• **DATA**
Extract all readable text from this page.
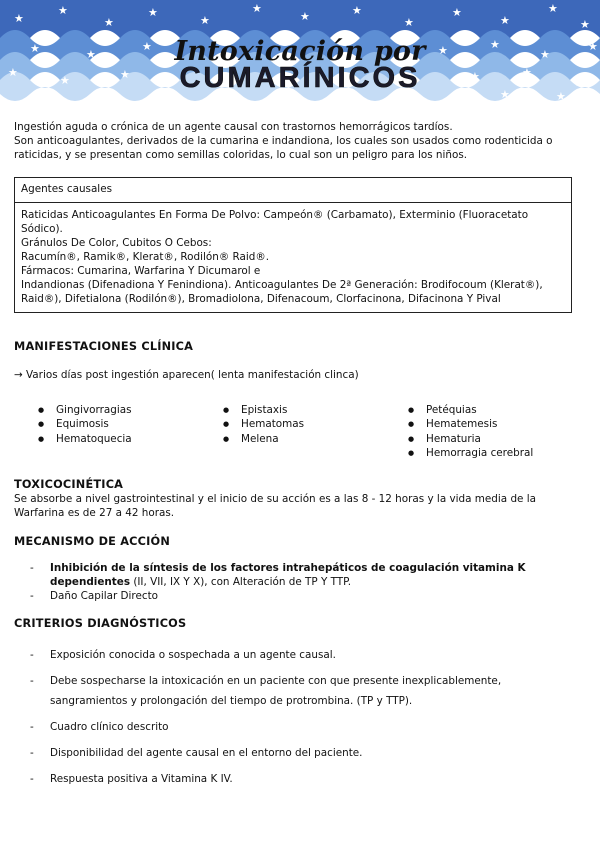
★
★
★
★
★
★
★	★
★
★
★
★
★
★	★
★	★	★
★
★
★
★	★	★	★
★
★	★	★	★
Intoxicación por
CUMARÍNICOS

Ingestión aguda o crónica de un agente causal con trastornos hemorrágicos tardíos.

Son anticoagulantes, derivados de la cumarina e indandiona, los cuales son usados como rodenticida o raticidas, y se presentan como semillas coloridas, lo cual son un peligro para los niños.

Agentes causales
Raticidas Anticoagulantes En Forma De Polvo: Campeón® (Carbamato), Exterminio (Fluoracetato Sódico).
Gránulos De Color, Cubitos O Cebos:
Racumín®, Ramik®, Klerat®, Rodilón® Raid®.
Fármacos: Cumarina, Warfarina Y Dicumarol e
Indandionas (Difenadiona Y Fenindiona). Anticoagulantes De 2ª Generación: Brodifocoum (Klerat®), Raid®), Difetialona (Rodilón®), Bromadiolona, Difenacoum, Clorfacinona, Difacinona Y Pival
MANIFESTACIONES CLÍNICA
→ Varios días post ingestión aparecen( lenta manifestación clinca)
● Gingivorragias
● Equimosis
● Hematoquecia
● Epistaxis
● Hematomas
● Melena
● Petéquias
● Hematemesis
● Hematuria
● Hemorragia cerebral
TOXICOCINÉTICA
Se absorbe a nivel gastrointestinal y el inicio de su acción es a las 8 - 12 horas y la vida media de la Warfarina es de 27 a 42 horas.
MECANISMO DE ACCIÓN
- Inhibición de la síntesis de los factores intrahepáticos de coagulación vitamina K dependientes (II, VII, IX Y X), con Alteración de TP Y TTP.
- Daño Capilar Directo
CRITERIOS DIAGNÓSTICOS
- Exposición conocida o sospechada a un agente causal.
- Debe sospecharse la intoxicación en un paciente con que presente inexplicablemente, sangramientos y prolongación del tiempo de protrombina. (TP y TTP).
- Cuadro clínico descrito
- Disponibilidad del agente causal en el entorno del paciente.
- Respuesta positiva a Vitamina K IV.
---
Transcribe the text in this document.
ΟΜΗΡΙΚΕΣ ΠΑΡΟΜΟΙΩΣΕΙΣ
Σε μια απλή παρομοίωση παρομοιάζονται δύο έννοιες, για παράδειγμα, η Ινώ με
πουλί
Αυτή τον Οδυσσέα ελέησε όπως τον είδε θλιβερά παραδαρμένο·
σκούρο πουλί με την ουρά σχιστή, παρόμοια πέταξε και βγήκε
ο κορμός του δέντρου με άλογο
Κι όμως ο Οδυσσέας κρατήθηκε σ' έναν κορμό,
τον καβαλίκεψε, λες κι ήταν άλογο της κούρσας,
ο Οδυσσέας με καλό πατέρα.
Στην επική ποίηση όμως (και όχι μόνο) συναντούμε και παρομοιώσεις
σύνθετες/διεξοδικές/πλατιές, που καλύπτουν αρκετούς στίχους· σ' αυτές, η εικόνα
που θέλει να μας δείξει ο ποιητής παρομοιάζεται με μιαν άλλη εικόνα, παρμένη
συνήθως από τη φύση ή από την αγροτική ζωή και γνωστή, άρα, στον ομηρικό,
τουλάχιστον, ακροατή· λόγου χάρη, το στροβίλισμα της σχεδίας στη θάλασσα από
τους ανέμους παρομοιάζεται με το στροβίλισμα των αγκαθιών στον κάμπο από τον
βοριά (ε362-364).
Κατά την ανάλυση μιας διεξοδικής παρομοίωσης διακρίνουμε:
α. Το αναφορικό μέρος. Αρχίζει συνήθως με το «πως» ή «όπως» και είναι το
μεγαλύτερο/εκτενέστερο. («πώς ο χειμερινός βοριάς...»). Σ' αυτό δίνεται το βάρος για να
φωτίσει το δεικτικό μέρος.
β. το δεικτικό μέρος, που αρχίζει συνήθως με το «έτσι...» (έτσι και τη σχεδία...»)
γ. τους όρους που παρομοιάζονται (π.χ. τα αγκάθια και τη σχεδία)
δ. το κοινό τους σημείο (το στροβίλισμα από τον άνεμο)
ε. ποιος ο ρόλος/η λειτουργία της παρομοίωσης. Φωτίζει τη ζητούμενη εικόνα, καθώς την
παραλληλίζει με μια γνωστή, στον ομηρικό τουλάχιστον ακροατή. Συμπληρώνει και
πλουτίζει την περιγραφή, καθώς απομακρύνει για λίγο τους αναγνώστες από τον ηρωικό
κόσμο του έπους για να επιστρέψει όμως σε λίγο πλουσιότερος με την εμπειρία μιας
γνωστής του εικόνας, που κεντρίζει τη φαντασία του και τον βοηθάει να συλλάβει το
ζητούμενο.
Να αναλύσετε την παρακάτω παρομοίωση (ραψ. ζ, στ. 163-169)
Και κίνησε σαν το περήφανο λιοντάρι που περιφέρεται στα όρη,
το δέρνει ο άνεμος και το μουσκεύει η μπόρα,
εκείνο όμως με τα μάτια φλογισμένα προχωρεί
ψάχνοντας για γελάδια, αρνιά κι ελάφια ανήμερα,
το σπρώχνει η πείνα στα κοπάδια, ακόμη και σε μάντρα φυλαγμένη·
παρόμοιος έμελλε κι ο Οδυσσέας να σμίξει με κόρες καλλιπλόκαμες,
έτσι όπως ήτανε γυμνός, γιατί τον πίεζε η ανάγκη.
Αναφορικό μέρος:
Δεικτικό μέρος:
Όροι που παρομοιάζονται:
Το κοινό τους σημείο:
* * *
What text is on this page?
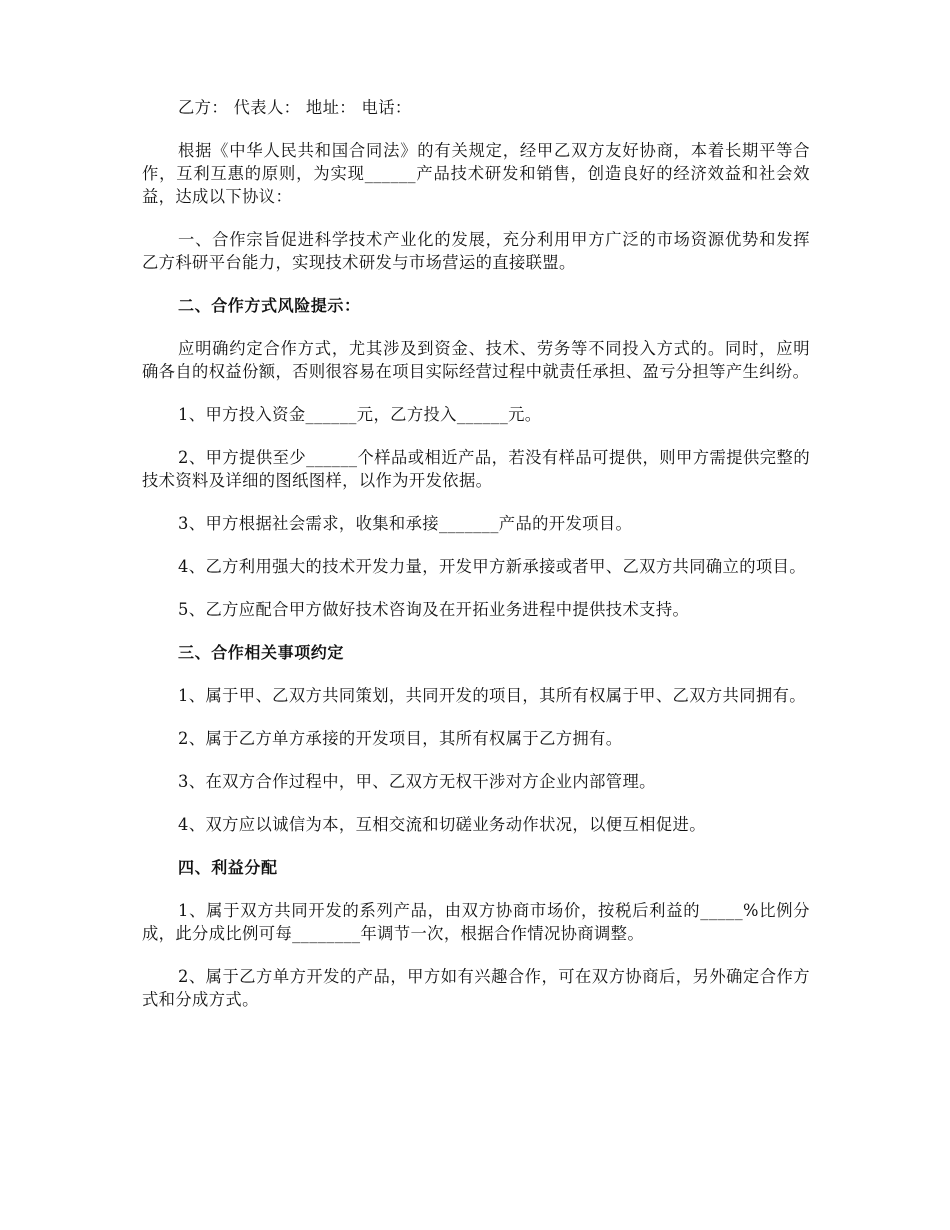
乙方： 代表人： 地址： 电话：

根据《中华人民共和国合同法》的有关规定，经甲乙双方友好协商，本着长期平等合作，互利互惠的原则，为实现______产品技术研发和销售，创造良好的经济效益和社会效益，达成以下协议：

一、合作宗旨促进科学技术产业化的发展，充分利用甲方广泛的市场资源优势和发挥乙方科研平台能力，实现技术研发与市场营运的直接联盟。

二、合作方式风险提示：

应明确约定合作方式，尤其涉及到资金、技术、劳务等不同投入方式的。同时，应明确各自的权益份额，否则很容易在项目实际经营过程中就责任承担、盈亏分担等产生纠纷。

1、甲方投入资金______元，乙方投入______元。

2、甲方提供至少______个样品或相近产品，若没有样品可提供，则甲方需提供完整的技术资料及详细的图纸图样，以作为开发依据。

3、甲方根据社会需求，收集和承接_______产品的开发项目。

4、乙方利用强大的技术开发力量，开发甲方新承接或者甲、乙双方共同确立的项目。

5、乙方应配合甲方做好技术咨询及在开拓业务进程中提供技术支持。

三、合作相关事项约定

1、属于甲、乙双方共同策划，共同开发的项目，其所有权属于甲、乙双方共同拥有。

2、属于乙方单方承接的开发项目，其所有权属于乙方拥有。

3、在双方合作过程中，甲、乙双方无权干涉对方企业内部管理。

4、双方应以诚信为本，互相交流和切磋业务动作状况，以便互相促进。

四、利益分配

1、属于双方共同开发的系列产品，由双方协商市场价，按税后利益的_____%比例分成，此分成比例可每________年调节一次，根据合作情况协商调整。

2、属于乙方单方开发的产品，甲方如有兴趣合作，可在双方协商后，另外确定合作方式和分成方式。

• **THE EXERCISE**
Pull every line containing the word "τουλάχιστον" out of the material and copy it.

• **RESULT OF THE EXERCISE**
τουλάχιστον, ακροατή· λόγου χάρη, το στροβίλισμα της σχεδίας στη θάλασσα από
παραλληλίζει με μια γνωστή, στον ομηρικό τουλάχιστον ακροατή. Συμπληρώνει και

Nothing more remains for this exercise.